• _Your task_: Return, word for word, the passage of the piece on Donald Trump's primary success from "But something more" to "long-term strategies evolved.".

═══ Reading text ═══

Donald Trump's success in the 2016 Republican
Party primaries has mostly been interpreted by speculating about his local appeal. He’s speaking to disaffected white men
– capitalising on American racism – catching the fear and alienation of the
American working class – and so on.
There’s doubtless truth there.
But something more is going on, and it’s not just a local issue.
What is Donald Trump, after all, if not a billionaire who broke free of the usual organizational bases of
conservative politics? Trump’s
media career already pointed in that direction.
Normally in liberal-capitalist regimes, there’s a clear
specialization between the business and the political leadership. Family or personal wealth can help a
politician to rise in a party (David Cameron and Malcolm Turnbull show that),
but it’s not essential. What is
essential is the network that links the business leadership to the political
leadership. That is a very complex
tangle of connections – going far beyond official funding committees - through
which conservative party machines and campaigns are funded, short-term deals are
done and long-term strategies evolved.
That was the structure behind Menzies, Eisenhower, Thatcher,
Fraser, and Reagan. We got
glimpses of it from time to time in corruption scandals, for instance when some
of Nixon’s funding network came to light.
Most of the time the connection worked without publicity. From the business leadership’s point of
view, a grey anonymity was best.
The political and social stance too was normally ultra-conventional.

═══ Recorded information ═══

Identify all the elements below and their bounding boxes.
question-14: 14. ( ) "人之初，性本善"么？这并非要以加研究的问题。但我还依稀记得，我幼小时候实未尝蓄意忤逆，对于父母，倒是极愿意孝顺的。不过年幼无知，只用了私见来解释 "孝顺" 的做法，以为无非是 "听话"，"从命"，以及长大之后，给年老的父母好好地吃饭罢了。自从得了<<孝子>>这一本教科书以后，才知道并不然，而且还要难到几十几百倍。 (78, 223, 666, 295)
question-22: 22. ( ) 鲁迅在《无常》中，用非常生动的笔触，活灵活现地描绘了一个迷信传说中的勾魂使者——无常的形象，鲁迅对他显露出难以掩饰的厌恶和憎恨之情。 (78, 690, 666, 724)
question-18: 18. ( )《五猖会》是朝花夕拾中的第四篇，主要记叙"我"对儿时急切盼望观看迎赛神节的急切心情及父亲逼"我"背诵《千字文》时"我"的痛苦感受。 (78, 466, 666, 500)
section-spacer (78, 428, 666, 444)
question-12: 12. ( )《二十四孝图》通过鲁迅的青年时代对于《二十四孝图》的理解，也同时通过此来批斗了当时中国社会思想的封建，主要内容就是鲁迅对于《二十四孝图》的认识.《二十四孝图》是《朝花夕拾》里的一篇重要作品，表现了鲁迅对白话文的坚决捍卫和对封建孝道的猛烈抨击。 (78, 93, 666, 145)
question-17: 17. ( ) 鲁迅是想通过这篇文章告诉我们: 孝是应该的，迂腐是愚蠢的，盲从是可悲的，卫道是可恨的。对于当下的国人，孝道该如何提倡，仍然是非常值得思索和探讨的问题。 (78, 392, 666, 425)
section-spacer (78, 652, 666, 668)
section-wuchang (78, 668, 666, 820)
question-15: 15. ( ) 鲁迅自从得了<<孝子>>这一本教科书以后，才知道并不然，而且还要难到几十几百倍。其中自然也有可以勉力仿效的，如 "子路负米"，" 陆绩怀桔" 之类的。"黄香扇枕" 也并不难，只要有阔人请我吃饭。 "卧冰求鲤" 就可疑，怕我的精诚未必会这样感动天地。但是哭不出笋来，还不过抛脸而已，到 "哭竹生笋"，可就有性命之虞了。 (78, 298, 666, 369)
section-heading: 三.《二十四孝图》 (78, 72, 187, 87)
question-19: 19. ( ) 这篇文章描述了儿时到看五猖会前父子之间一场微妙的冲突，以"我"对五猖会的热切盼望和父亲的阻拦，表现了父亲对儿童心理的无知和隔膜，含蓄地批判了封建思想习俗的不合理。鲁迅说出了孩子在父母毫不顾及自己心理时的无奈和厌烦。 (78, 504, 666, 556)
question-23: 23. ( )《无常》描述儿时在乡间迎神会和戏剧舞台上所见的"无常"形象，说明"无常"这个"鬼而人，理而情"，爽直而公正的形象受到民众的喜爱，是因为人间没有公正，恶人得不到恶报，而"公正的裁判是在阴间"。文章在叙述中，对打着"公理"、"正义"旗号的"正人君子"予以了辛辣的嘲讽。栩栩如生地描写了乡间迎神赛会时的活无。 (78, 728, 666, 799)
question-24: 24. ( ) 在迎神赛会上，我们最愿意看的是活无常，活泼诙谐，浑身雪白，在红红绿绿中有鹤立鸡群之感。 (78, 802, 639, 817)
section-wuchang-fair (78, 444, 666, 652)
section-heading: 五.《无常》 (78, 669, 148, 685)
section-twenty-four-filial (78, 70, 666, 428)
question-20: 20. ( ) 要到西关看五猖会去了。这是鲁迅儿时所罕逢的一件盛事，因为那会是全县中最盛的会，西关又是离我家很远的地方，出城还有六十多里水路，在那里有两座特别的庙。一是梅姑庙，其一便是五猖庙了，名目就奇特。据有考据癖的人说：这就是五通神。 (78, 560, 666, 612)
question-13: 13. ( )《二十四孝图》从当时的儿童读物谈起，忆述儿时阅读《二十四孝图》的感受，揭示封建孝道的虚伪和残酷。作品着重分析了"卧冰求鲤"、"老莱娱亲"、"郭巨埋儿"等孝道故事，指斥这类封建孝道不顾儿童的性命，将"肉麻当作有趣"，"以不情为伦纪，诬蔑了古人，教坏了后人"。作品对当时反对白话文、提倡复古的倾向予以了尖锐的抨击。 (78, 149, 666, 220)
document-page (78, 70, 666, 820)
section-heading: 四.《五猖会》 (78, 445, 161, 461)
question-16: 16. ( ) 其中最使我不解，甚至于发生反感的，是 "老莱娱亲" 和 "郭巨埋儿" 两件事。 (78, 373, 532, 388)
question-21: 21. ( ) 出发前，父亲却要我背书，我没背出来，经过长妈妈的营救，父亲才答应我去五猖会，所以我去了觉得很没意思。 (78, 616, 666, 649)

═══

• _Complete output_:
But something more is going on, and it’s not just a local issue.
What is Donald Trump, after all, if not a billionaire who broke free of the usual organizational bases of
conservative politics? Trump’s
media career already pointed in that direction.
Normally in liberal-capitalist regimes, there’s a clear
specialization between the business and the political leadership. Family or personal wealth can help a
politician to rise in a party (David Cameron and Malcolm Turnbull show that),
but it’s not essential. What is
essential is the network that links the business leadership to the political
leadership. That is a very complex
tangle of connections – going far beyond official funding committees - through
which conservative party machines and campaigns are funded, short-term deals are
done and long-term strategies evolved.